**WHAT IS EXPECTED:** Across the entries, how many lines have the string "screenshot" in them? Reply with only a number.

**DATA FOR THIS TASK:**
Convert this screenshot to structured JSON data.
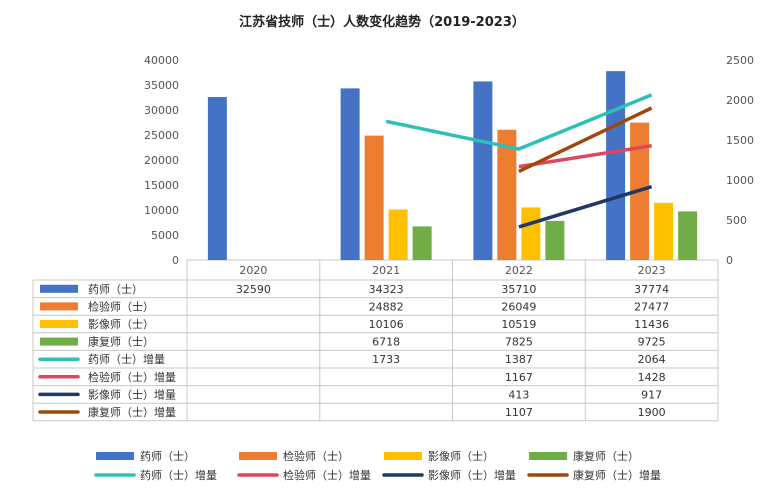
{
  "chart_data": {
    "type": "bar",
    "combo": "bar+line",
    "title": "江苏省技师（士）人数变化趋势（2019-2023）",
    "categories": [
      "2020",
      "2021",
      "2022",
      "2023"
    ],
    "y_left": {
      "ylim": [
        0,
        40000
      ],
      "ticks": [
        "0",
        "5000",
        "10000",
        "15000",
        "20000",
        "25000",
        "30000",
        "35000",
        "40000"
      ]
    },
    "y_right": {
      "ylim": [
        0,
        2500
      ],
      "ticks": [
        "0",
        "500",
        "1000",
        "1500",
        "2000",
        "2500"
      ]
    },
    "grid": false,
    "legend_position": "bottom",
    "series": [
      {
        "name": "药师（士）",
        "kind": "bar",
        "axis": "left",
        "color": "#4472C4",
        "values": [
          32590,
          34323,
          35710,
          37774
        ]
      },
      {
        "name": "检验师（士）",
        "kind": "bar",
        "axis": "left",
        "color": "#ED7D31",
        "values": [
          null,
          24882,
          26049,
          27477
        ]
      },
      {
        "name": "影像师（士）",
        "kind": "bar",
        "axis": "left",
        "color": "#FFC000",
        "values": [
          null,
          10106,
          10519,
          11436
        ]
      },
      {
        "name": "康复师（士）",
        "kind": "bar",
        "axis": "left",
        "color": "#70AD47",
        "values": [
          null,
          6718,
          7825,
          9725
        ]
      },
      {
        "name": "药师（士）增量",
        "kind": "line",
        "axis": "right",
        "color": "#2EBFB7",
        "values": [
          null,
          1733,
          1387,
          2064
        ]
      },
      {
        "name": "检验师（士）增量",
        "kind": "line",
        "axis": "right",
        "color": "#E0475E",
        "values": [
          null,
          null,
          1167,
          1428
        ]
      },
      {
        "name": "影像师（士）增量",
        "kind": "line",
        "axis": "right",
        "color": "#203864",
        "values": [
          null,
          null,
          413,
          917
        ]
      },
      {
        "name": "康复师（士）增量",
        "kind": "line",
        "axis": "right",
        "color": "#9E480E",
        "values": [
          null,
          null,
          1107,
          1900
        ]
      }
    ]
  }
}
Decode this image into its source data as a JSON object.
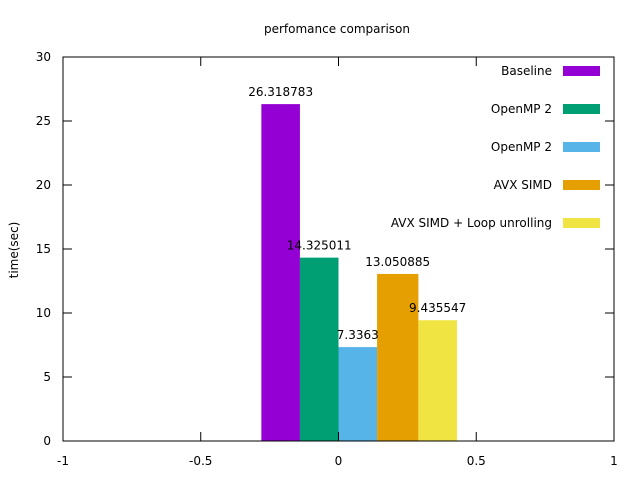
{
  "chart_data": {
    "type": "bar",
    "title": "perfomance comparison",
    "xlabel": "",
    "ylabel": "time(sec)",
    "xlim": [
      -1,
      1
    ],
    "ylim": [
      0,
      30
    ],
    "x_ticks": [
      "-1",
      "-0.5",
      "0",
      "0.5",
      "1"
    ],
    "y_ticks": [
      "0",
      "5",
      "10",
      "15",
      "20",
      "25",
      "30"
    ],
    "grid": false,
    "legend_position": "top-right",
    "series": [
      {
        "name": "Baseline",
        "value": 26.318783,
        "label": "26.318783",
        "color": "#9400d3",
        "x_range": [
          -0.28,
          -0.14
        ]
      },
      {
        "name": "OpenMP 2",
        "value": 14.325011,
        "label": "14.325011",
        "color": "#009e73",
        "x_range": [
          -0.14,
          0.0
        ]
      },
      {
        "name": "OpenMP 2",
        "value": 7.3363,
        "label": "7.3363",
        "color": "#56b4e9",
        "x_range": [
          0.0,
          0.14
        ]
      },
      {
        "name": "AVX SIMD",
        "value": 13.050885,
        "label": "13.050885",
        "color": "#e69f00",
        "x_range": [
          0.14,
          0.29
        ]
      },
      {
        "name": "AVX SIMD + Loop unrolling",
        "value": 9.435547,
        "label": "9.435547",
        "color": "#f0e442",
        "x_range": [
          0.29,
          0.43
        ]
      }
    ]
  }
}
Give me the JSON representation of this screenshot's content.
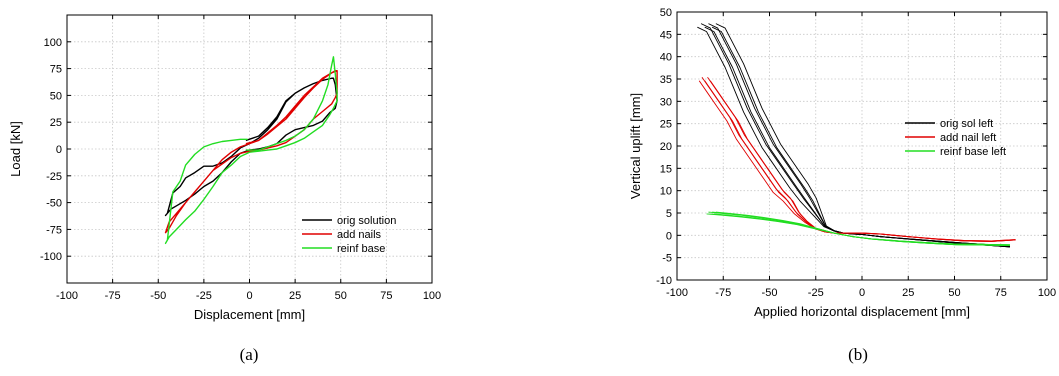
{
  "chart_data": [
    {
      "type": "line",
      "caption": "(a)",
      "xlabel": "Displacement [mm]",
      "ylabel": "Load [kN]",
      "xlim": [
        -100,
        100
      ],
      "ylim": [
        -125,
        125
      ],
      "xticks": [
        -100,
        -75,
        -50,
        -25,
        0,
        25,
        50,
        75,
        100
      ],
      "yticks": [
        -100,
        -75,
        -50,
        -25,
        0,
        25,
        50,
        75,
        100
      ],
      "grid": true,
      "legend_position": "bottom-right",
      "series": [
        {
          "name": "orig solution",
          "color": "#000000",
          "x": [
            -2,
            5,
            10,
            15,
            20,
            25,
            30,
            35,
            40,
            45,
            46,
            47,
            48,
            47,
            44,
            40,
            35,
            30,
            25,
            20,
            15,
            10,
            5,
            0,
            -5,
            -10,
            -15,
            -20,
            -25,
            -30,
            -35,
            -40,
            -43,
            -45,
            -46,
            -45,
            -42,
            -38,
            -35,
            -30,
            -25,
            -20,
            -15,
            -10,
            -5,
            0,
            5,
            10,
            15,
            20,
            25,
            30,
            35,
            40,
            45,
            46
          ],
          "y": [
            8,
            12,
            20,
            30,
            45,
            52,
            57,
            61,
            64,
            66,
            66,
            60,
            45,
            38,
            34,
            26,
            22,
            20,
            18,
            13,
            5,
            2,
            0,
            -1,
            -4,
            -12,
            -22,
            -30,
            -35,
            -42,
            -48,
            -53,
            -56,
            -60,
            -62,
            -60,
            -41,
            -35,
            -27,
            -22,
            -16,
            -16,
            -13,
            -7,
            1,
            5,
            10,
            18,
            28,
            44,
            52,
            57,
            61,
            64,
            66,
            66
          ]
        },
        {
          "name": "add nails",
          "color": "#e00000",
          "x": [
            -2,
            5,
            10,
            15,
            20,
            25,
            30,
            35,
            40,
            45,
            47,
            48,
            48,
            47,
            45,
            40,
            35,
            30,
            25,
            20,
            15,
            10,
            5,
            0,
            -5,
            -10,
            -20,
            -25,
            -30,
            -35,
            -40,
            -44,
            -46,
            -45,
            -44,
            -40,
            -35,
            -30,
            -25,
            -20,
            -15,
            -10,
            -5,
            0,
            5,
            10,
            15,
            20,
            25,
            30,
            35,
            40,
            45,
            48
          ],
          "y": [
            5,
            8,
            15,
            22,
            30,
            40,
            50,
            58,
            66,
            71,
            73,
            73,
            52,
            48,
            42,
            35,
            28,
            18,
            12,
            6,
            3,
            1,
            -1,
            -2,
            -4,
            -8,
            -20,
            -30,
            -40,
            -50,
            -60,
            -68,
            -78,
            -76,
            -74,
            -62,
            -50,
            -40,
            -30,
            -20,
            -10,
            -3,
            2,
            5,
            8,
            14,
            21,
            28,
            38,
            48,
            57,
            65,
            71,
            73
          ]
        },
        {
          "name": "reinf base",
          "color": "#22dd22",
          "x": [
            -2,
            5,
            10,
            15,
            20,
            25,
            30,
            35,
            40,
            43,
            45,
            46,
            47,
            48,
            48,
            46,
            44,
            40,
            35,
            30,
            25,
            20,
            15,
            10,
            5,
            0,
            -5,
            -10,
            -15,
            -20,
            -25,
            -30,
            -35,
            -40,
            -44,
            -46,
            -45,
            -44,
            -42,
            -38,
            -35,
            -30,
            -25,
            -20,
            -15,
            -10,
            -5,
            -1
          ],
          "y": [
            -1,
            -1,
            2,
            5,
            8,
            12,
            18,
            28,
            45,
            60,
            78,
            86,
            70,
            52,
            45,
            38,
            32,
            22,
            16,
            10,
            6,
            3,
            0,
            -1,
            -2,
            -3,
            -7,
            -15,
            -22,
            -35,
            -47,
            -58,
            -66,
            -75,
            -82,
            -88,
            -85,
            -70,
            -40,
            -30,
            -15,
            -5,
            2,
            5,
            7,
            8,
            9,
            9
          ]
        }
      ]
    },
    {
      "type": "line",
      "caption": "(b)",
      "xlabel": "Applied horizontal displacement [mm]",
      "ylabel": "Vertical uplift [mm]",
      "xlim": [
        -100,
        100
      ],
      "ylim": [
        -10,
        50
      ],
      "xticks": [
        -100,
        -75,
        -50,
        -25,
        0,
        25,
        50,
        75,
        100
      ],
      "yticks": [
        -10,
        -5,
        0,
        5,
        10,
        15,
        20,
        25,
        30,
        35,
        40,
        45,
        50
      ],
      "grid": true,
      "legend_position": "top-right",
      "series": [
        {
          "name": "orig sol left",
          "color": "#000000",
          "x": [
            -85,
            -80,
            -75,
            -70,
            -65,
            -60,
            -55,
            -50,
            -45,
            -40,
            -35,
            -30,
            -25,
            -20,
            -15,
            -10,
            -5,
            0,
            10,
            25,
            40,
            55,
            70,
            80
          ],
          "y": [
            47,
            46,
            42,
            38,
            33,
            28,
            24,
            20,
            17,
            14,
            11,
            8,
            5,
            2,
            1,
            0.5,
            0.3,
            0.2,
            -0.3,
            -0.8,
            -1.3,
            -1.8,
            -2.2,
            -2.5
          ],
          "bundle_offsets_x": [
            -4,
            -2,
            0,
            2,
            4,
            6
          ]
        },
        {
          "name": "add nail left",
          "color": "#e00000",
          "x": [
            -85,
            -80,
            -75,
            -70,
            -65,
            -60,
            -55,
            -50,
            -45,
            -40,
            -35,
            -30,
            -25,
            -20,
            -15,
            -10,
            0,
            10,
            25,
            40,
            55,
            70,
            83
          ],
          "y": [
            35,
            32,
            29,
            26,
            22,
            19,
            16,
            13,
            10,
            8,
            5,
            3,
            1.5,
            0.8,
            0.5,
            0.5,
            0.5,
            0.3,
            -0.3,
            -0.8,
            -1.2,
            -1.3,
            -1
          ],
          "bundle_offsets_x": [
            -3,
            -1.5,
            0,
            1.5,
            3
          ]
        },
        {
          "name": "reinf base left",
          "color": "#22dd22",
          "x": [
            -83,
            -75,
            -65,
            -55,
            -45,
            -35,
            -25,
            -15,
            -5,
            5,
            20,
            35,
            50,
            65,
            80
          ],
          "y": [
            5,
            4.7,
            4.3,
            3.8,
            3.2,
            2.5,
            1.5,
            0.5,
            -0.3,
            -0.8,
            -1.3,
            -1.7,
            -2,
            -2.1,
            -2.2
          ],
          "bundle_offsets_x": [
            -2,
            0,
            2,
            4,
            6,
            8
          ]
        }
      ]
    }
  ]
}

**RESPONSE TO THIS TASK:** 2